# Stated goal
Copy every record exactly, and keep the pictures out.

==========

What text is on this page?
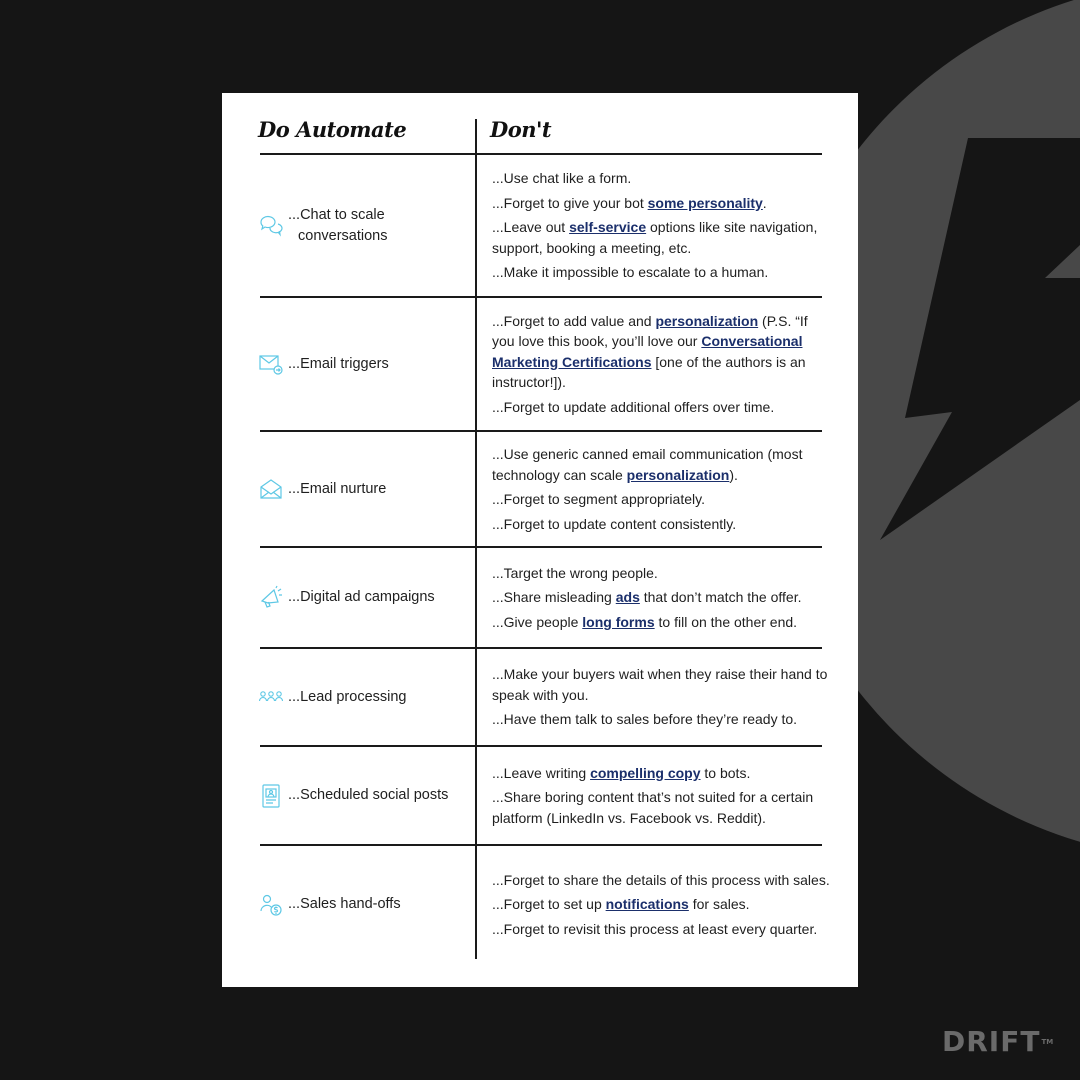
Do Automate	Don't
...Chat to scale conversations

...Use chat like a form.

...Forget to give your bot some personality.

...Leave out self-service options like site navigation, support, booking a meeting, etc.

...Make it impossible to escalate to a human.

...Email triggers

...Forget to add value and personalization (P.S. “If you love this book, you’ll love our Conversational Marketing Certifications [one of the authors is an instructor!]).

...Forget to update additional offers over time.

...Email nurture

...Use generic canned email communication (most technology can scale personalization).

...Forget to segment appropriately.

...Forget to update content consistently.

...Digital ad campaigns

...Target the wrong people.

...Share misleading ads that don’t match the offer.

...Give people long forms to fill on the other end.

...Lead processing

...Make your buyers wait when they raise their hand to speak with you.

...Have them talk to sales before they’re ready to.

...Scheduled social posts

...Leave writing compelling copy to bots.

...Share boring content that’s not suited for a certain platform (LinkedIn vs. Facebook vs. Reddit).

...Sales hand-offs

...Forget to share the details of this process with sales.

...Forget to set up notifications for sales.

...Forget to revisit this process at least every quarter.

DRIFT™
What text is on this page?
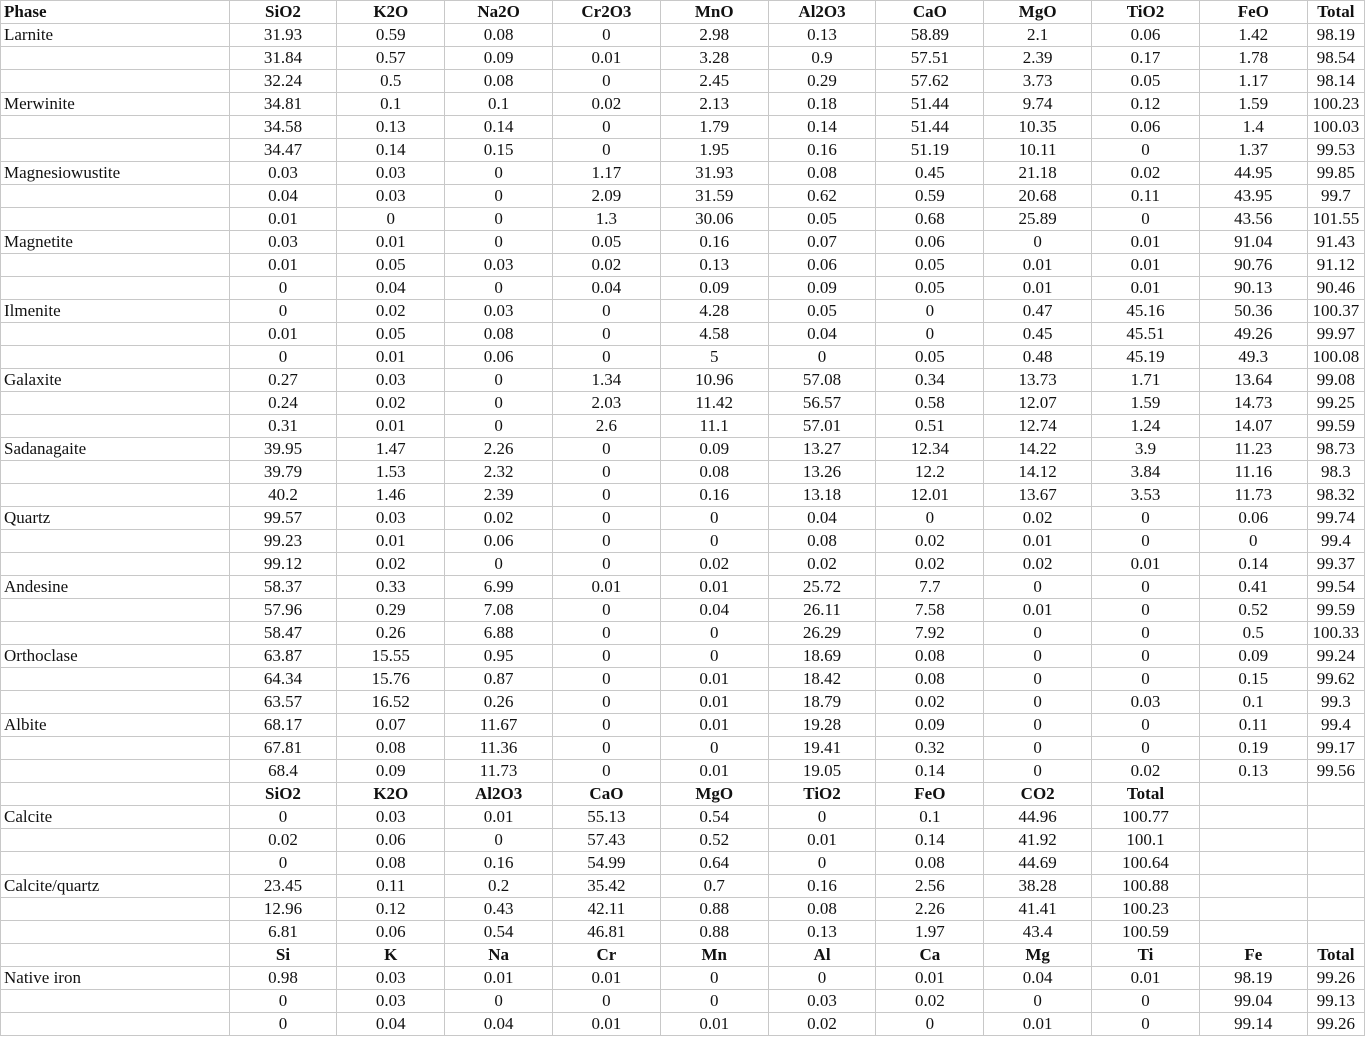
Phase	SiO2	K2O	Na2O	Cr2O3	MnO	Al2O3	CaO	MgO	TiO2	FeO	Total
Larnite	31.93	0.59	0.08	0	2.98	0.13	58.89	2.1	0.06	1.42	98.19
	31.84	0.57	0.09	0.01	3.28	0.9	57.51	2.39	0.17	1.78	98.54
	32.24	0.5	0.08	0	2.45	0.29	57.62	3.73	0.05	1.17	98.14
Merwinite	34.81	0.1	0.1	0.02	2.13	0.18	51.44	9.74	0.12	1.59	100.23
	34.58	0.13	0.14	0	1.79	0.14	51.44	10.35	0.06	1.4	100.03
	34.47	0.14	0.15	0	1.95	0.16	51.19	10.11	0	1.37	99.53
Magnesiowustite	0.03	0.03	0	1.17	31.93	0.08	0.45	21.18	0.02	44.95	99.85
	0.04	0.03	0	2.09	31.59	0.62	0.59	20.68	0.11	43.95	99.7
	0.01	0	0	1.3	30.06	0.05	0.68	25.89	0	43.56	101.55
Magnetite	0.03	0.01	0	0.05	0.16	0.07	0.06	0	0.01	91.04	91.43
	0.01	0.05	0.03	0.02	0.13	0.06	0.05	0.01	0.01	90.76	91.12
	0	0.04	0	0.04	0.09	0.09	0.05	0.01	0.01	90.13	90.46
Ilmenite	0	0.02	0.03	0	4.28	0.05	0	0.47	45.16	50.36	100.37
	0.01	0.05	0.08	0	4.58	0.04	0	0.45	45.51	49.26	99.97
	0	0.01	0.06	0	5	0	0.05	0.48	45.19	49.3	100.08
Galaxite	0.27	0.03	0	1.34	10.96	57.08	0.34	13.73	1.71	13.64	99.08
	0.24	0.02	0	2.03	11.42	56.57	0.58	12.07	1.59	14.73	99.25
	0.31	0.01	0	2.6	11.1	57.01	0.51	12.74	1.24	14.07	99.59
Sadanagaite	39.95	1.47	2.26	0	0.09	13.27	12.34	14.22	3.9	11.23	98.73
	39.79	1.53	2.32	0	0.08	13.26	12.2	14.12	3.84	11.16	98.3
	40.2	1.46	2.39	0	0.16	13.18	12.01	13.67	3.53	11.73	98.32
Quartz	99.57	0.03	0.02	0	0	0.04	0	0.02	0	0.06	99.74
	99.23	0.01	0.06	0	0	0.08	0.02	0.01	0	0	99.4
	99.12	0.02	0	0	0.02	0.02	0.02	0.02	0.01	0.14	99.37
Andesine	58.37	0.33	6.99	0.01	0.01	25.72	7.7	0	0	0.41	99.54
	57.96	0.29	7.08	0	0.04	26.11	7.58	0.01	0	0.52	99.59
	58.47	0.26	6.88	0	0	26.29	7.92	0	0	0.5	100.33
Orthoclase	63.87	15.55	0.95	0	0	18.69	0.08	0	0	0.09	99.24
	64.34	15.76	0.87	0	0.01	18.42	0.08	0	0	0.15	99.62
	63.57	16.52	0.26	0	0.01	18.79	0.02	0	0.03	0.1	99.3
Albite	68.17	0.07	11.67	0	0.01	19.28	0.09	0	0	0.11	99.4
	67.81	0.08	11.36	0	0	19.41	0.32	0	0	0.19	99.17
	68.4	0.09	11.73	0	0.01	19.05	0.14	0	0.02	0.13	99.56
	SiO2	K2O	Al2O3	CaO	MgO	TiO2	FeO	CO2	Total		
Calcite	0	0.03	0.01	55.13	0.54	0	0.1	44.96	100.77		
	0.02	0.06	0	57.43	0.52	0.01	0.14	41.92	100.1		
	0	0.08	0.16	54.99	0.64	0	0.08	44.69	100.64		
Calcite/quartz	23.45	0.11	0.2	35.42	0.7	0.16	2.56	38.28	100.88		
	12.96	0.12	0.43	42.11	0.88	0.08	2.26	41.41	100.23		
	6.81	0.06	0.54	46.81	0.88	0.13	1.97	43.4	100.59		
	Si	K	Na	Cr	Mn	Al	Ca	Mg	Ti	Fe	Total
Native iron	0.98	0.03	0.01	0.01	0	0	0.01	0.04	0.01	98.19	99.26
	0	0.03	0	0	0	0.03	0.02	0	0	99.04	99.13
	0	0.04	0.04	0.01	0.01	0.02	0	0.01	0	99.14	99.26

==========

# Right answer
What text is on this page?
Do Automate	Don't
...Chat to scale conversations

...Use chat like a form.

...Forget to give your bot some personality.

...Leave out self-service options like site navigation, support, booking a meeting, etc.

...Make it impossible to escalate to a human.

...Email triggers

...Forget to add value and personalization (P.S. “If you love this book, you’ll love our Conversational Marketing Certifications [one of the authors is an instructor!]).

...Forget to update additional offers over time.

...Email nurture

...Use generic canned email communication (most technology can scale personalization).

...Forget to segment appropriately.

...Forget to update content consistently.

...Digital ad campaigns

...Target the wrong people.

...Share misleading ads that don’t match the offer.

...Give people long forms to fill on the other end.

...Lead processing

...Make your buyers wait when they raise their hand to speak with you.

...Have them talk to sales before they’re ready to.

...Scheduled social posts

...Leave writing compelling copy to bots.

...Share boring content that’s not suited for a certain platform (LinkedIn vs. Facebook vs. Reddit).

...Sales hand-offs

...Forget to share the details of this process with sales.

...Forget to set up notifications for sales.

...Forget to revisit this process at least every quarter.

DRIFT™
What text is on this page?
Phase	SiO2	K2O	Na2O	Cr2O3	MnO	Al2O3	CaO	MgO	TiO2	FeO	Total
Larnite	31.93	0.59	0.08	0	2.98	0.13	58.89	2.1	0.06	1.42	98.19
	31.84	0.57	0.09	0.01	3.28	0.9	57.51	2.39	0.17	1.78	98.54
	32.24	0.5	0.08	0	2.45	0.29	57.62	3.73	0.05	1.17	98.14
Merwinite	34.81	0.1	0.1	0.02	2.13	0.18	51.44	9.74	0.12	1.59	100.23
	34.58	0.13	0.14	0	1.79	0.14	51.44	10.35	0.06	1.4	100.03
	34.47	0.14	0.15	0	1.95	0.16	51.19	10.11	0	1.37	99.53
Magnesiowustite	0.03	0.03	0	1.17	31.93	0.08	0.45	21.18	0.02	44.95	99.85
	0.04	0.03	0	2.09	31.59	0.62	0.59	20.68	0.11	43.95	99.7
	0.01	0	0	1.3	30.06	0.05	0.68	25.89	0	43.56	101.55
Magnetite	0.03	0.01	0	0.05	0.16	0.07	0.06	0	0.01	91.04	91.43
	0.01	0.05	0.03	0.02	0.13	0.06	0.05	0.01	0.01	90.76	91.12
	0	0.04	0	0.04	0.09	0.09	0.05	0.01	0.01	90.13	90.46
Ilmenite	0	0.02	0.03	0	4.28	0.05	0	0.47	45.16	50.36	100.37
	0.01	0.05	0.08	0	4.58	0.04	0	0.45	45.51	49.26	99.97
	0	0.01	0.06	0	5	0	0.05	0.48	45.19	49.3	100.08
Galaxite	0.27	0.03	0	1.34	10.96	57.08	0.34	13.73	1.71	13.64	99.08
	0.24	0.02	0	2.03	11.42	56.57	0.58	12.07	1.59	14.73	99.25
	0.31	0.01	0	2.6	11.1	57.01	0.51	12.74	1.24	14.07	99.59
Sadanagaite	39.95	1.47	2.26	0	0.09	13.27	12.34	14.22	3.9	11.23	98.73
	39.79	1.53	2.32	0	0.08	13.26	12.2	14.12	3.84	11.16	98.3
	40.2	1.46	2.39	0	0.16	13.18	12.01	13.67	3.53	11.73	98.32
Quartz	99.57	0.03	0.02	0	0	0.04	0	0.02	0	0.06	99.74
	99.23	0.01	0.06	0	0	0.08	0.02	0.01	0	0	99.4
	99.12	0.02	0	0	0.02	0.02	0.02	0.02	0.01	0.14	99.37
Andesine	58.37	0.33	6.99	0.01	0.01	25.72	7.7	0	0	0.41	99.54
	57.96	0.29	7.08	0	0.04	26.11	7.58	0.01	0	0.52	99.59
	58.47	0.26	6.88	0	0	26.29	7.92	0	0	0.5	100.33
Orthoclase	63.87	15.55	0.95	0	0	18.69	0.08	0	0	0.09	99.24
	64.34	15.76	0.87	0	0.01	18.42	0.08	0	0	0.15	99.62
	63.57	16.52	0.26	0	0.01	18.79	0.02	0	0.03	0.1	99.3
Albite	68.17	0.07	11.67	0	0.01	19.28	0.09	0	0	0.11	99.4
	67.81	0.08	11.36	0	0	19.41	0.32	0	0	0.19	99.17
	68.4	0.09	11.73	0	0.01	19.05	0.14	0	0.02	0.13	99.56
	SiO2	K2O	Al2O3	CaO	MgO	TiO2	FeO	CO2	Total		
Calcite	0	0.03	0.01	55.13	0.54	0	0.1	44.96	100.77		
	0.02	0.06	0	57.43	0.52	0.01	0.14	41.92	100.1		
	0	0.08	0.16	54.99	0.64	0	0.08	44.69	100.64		
Calcite/quartz	23.45	0.11	0.2	35.42	0.7	0.16	2.56	38.28	100.88		
	12.96	0.12	0.43	42.11	0.88	0.08	2.26	41.41	100.23		
	6.81	0.06	0.54	46.81	0.88	0.13	1.97	43.4	100.59		
	Si	K	Na	Cr	Mn	Al	Ca	Mg	Ti	Fe	Total
Native iron	0.98	0.03	0.01	0.01	0	0	0.01	0.04	0.01	98.19	99.26
	0	0.03	0	0	0	0.03	0.02	0	0	99.04	99.13
	0	0.04	0.04	0.01	0.01	0.02	0	0.01	0	99.14	99.26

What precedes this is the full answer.